[Dataset entries on figures]
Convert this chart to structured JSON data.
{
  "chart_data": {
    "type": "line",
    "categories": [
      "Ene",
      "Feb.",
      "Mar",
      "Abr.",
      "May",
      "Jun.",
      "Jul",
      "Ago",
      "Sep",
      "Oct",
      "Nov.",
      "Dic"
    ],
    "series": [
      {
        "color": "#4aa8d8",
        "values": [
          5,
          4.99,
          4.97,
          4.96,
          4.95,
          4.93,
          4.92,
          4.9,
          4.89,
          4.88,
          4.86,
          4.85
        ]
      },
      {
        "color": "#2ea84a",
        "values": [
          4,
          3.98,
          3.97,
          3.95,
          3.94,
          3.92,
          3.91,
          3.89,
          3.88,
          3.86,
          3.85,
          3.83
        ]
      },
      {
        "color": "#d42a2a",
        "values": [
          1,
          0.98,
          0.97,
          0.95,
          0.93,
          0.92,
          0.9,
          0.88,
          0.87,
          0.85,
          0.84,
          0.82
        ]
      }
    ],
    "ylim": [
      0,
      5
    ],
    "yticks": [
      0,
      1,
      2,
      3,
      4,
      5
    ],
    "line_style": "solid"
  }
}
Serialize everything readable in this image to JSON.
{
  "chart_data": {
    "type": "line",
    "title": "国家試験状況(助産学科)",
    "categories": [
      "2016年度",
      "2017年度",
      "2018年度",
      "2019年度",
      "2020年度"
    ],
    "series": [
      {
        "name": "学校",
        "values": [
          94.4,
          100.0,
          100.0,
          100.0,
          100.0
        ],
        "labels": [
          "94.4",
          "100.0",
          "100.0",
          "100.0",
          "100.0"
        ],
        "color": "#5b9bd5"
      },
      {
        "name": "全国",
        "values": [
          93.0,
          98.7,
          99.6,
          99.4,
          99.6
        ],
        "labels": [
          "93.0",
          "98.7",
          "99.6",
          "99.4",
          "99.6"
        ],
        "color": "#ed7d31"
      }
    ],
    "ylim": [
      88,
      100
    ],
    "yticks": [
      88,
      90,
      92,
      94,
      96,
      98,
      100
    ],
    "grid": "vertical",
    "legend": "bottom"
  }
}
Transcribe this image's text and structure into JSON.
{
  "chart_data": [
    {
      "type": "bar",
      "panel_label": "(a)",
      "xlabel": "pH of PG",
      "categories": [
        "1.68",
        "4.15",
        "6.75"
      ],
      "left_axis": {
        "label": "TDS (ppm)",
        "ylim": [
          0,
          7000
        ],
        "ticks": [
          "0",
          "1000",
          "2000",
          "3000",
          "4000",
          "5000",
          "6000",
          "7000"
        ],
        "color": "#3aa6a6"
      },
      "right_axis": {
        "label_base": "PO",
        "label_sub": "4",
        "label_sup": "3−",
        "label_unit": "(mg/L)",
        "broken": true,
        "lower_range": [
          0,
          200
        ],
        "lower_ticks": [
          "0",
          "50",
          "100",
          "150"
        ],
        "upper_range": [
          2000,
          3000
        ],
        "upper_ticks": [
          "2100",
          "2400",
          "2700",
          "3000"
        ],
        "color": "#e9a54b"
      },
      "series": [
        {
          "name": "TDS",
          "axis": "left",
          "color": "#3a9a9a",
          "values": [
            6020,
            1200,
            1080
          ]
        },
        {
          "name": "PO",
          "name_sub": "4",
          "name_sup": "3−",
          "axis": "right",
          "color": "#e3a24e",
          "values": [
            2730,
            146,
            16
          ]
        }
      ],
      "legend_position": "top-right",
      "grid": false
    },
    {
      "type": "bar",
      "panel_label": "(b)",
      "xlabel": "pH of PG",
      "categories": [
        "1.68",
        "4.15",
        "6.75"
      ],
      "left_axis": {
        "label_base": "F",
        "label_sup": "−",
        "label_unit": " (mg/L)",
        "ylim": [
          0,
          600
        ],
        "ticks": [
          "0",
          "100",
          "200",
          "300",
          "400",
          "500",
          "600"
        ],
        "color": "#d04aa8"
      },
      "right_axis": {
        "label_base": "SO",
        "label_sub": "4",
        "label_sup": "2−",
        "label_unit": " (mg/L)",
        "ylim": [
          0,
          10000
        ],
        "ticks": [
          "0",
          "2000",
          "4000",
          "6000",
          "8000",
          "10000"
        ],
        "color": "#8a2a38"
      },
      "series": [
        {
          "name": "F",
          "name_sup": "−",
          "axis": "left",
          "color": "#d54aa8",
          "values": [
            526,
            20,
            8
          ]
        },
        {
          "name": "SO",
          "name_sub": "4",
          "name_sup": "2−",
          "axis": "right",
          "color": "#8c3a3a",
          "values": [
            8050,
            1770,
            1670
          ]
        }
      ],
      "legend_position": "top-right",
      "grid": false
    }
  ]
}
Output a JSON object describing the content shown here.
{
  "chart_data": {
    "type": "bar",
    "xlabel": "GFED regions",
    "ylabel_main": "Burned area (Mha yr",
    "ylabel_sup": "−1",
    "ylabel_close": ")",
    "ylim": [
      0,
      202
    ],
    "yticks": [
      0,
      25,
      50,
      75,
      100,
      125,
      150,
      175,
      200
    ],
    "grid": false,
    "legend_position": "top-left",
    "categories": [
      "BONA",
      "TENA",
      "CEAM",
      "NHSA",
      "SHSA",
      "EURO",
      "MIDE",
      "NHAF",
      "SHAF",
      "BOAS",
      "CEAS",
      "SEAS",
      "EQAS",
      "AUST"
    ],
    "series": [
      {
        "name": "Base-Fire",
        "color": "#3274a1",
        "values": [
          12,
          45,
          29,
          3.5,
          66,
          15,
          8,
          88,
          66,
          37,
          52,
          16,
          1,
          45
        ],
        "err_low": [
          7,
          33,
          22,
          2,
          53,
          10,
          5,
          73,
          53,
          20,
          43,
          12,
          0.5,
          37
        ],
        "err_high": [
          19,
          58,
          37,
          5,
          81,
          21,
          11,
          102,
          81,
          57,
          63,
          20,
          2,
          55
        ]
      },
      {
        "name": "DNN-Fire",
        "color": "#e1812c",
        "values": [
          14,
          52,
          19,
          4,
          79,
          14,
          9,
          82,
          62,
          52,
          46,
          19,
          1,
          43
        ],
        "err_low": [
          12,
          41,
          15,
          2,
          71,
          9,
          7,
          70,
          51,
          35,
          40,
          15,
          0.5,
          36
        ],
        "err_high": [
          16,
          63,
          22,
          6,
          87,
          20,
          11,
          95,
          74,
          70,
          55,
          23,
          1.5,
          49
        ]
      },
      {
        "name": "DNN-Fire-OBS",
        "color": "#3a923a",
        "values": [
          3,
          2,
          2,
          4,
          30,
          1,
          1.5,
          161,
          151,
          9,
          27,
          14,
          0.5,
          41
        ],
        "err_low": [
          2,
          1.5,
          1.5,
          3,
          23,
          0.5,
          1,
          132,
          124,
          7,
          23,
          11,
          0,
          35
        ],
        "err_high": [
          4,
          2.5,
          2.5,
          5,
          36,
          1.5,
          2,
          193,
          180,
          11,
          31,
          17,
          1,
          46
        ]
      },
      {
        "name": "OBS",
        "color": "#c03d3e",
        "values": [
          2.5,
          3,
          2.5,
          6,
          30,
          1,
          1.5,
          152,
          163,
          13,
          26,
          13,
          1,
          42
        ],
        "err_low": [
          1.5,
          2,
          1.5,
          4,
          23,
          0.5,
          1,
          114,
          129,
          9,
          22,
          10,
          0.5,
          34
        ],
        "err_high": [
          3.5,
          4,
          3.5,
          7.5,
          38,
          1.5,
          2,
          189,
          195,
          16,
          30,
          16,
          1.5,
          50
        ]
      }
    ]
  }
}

> [To do]
Would you restate each of the entries word for word?

> [Correct response]
Convert this chart to structured JSON data.
{
  "chart_data": {
    "type": "line",
    "categories": [
      "Ene",
      "Feb.",
      "Mar",
      "Abr.",
      "May",
      "Jun.",
      "Jul",
      "Ago",
      "Sep",
      "Oct",
      "Nov.",
      "Dic"
    ],
    "series": [
      {
        "color": "#4aa8d8",
        "values": [
          5,
          4.99,
          4.97,
          4.96,
          4.95,
          4.93,
          4.92,
          4.9,
          4.89,
          4.88,
          4.86,
          4.85
        ]
      },
      {
        "color": "#2ea84a",
        "values": [
          4,
          3.98,
          3.97,
          3.95,
          3.94,
          3.92,
          3.91,
          3.89,
          3.88,
          3.86,
          3.85,
          3.83
        ]
      },
      {
        "color": "#d42a2a",
        "values": [
          1,
          0.98,
          0.97,
          0.95,
          0.93,
          0.92,
          0.9,
          0.88,
          0.87,
          0.85,
          0.84,
          0.82
        ]
      }
    ],
    "ylim": [
      0,
      5
    ],
    "yticks": [
      0,
      1,
      2,
      3,
      4,
      5
    ],
    "line_style": "solid"
  }
}
Serialize everything readable in this image to JSON.
{
  "chart_data": {
    "type": "line",
    "title": "国家試験状況(助産学科)",
    "categories": [
      "2016年度",
      "2017年度",
      "2018年度",
      "2019年度",
      "2020年度"
    ],
    "series": [
      {
        "name": "学校",
        "values": [
          94.4,
          100.0,
          100.0,
          100.0,
          100.0
        ],
        "labels": [
          "94.4",
          "100.0",
          "100.0",
          "100.0",
          "100.0"
        ],
        "color": "#5b9bd5"
      },
      {
        "name": "全国",
        "values": [
          93.0,
          98.7,
          99.6,
          99.4,
          99.6
        ],
        "labels": [
          "93.0",
          "98.7",
          "99.6",
          "99.4",
          "99.6"
        ],
        "color": "#ed7d31"
      }
    ],
    "ylim": [
      88,
      100
    ],
    "yticks": [
      88,
      90,
      92,
      94,
      96,
      98,
      100
    ],
    "grid": "vertical",
    "legend": "bottom"
  }
}
Transcribe this image's text and structure into JSON.
{
  "chart_data": [
    {
      "type": "bar",
      "panel_label": "(a)",
      "xlabel": "pH of PG",
      "categories": [
        "1.68",
        "4.15",
        "6.75"
      ],
      "left_axis": {
        "label": "TDS (ppm)",
        "ylim": [
          0,
          7000
        ],
        "ticks": [
          "0",
          "1000",
          "2000",
          "3000",
          "4000",
          "5000",
          "6000",
          "7000"
        ],
        "color": "#3aa6a6"
      },
      "right_axis": {
        "label_base": "PO",
        "label_sub": "4",
        "label_sup": "3−",
        "label_unit": "(mg/L)",
        "broken": true,
        "lower_range": [
          0,
          200
        ],
        "lower_ticks": [
          "0",
          "50",
          "100",
          "150"
        ],
        "upper_range": [
          2000,
          3000
        ],
        "upper_ticks": [
          "2100",
          "2400",
          "2700",
          "3000"
        ],
        "color": "#e9a54b"
      },
      "series": [
        {
          "name": "TDS",
          "axis": "left",
          "color": "#3a9a9a",
          "values": [
            6020,
            1200,
            1080
          ]
        },
        {
          "name": "PO",
          "name_sub": "4",
          "name_sup": "3−",
          "axis": "right",
          "color": "#e3a24e",
          "values": [
            2730,
            146,
            16
          ]
        }
      ],
      "legend_position": "top-right",
      "grid": false
    },
    {
      "type": "bar",
      "panel_label": "(b)",
      "xlabel": "pH of PG",
      "categories": [
        "1.68",
        "4.15",
        "6.75"
      ],
      "left_axis": {
        "label_base": "F",
        "label_sup": "−",
        "label_unit": " (mg/L)",
        "ylim": [
          0,
          600
        ],
        "ticks": [
          "0",
          "100",
          "200",
          "300",
          "400",
          "500",
          "600"
        ],
        "color": "#d04aa8"
      },
      "right_axis": {
        "label_base": "SO",
        "label_sub": "4",
        "label_sup": "2−",
        "label_unit": " (mg/L)",
        "ylim": [
          0,
          10000
        ],
        "ticks": [
          "0",
          "2000",
          "4000",
          "6000",
          "8000",
          "10000"
        ],
        "color": "#8a2a38"
      },
      "series": [
        {
          "name": "F",
          "name_sup": "−",
          "axis": "left",
          "color": "#d54aa8",
          "values": [
            526,
            20,
            8
          ]
        },
        {
          "name": "SO",
          "name_sub": "4",
          "name_sup": "2−",
          "axis": "right",
          "color": "#8c3a3a",
          "values": [
            8050,
            1770,
            1670
          ]
        }
      ],
      "legend_position": "top-right",
      "grid": false
    }
  ]
}
Output a JSON object describing the content shown here.
{
  "chart_data": {
    "type": "bar",
    "xlabel": "GFED regions",
    "ylabel_main": "Burned area (Mha yr",
    "ylabel_sup": "−1",
    "ylabel_close": ")",
    "ylim": [
      0,
      202
    ],
    "yticks": [
      0,
      25,
      50,
      75,
      100,
      125,
      150,
      175,
      200
    ],
    "grid": false,
    "legend_position": "top-left",
    "categories": [
      "BONA",
      "TENA",
      "CEAM",
      "NHSA",
      "SHSA",
      "EURO",
      "MIDE",
      "NHAF",
      "SHAF",
      "BOAS",
      "CEAS",
      "SEAS",
      "EQAS",
      "AUST"
    ],
    "series": [
      {
        "name": "Base-Fire",
        "color": "#3274a1",
        "values": [
          12,
          45,
          29,
          3.5,
          66,
          15,
          8,
          88,
          66,
          37,
          52,
          16,
          1,
          45
        ],
        "err_low": [
          7,
          33,
          22,
          2,
          53,
          10,
          5,
          73,
          53,
          20,
          43,
          12,
          0.5,
          37
        ],
        "err_high": [
          19,
          58,
          37,
          5,
          81,
          21,
          11,
          102,
          81,
          57,
          63,
          20,
          2,
          55
        ]
      },
      {
        "name": "DNN-Fire",
        "color": "#e1812c",
        "values": [
          14,
          52,
          19,
          4,
          79,
          14,
          9,
          82,
          62,
          52,
          46,
          19,
          1,
          43
        ],
        "err_low": [
          12,
          41,
          15,
          2,
          71,
          9,
          7,
          70,
          51,
          35,
          40,
          15,
          0.5,
          36
        ],
        "err_high": [
          16,
          63,
          22,
          6,
          87,
          20,
          11,
          95,
          74,
          70,
          55,
          23,
          1.5,
          49
        ]
      },
      {
        "name": "DNN-Fire-OBS",
        "color": "#3a923a",
        "values": [
          3,
          2,
          2,
          4,
          30,
          1,
          1.5,
          161,
          151,
          9,
          27,
          14,
          0.5,
          41
        ],
        "err_low": [
          2,
          1.5,
          1.5,
          3,
          23,
          0.5,
          1,
          132,
          124,
          7,
          23,
          11,
          0,
          35
        ],
        "err_high": [
          4,
          2.5,
          2.5,
          5,
          36,
          1.5,
          2,
          193,
          180,
          11,
          31,
          17,
          1,
          46
        ]
      },
      {
        "name": "OBS",
        "color": "#c03d3e",
        "values": [
          2.5,
          3,
          2.5,
          6,
          30,
          1,
          1.5,
          152,
          163,
          13,
          26,
          13,
          1,
          42
        ],
        "err_low": [
          1.5,
          2,
          1.5,
          4,
          23,
          0.5,
          1,
          114,
          129,
          9,
          22,
          10,
          0.5,
          34
        ],
        "err_high": [
          3.5,
          4,
          3.5,
          7.5,
          38,
          1.5,
          2,
          189,
          195,
          16,
          30,
          16,
          1.5,
          50
        ]
      }
    ]
  }
}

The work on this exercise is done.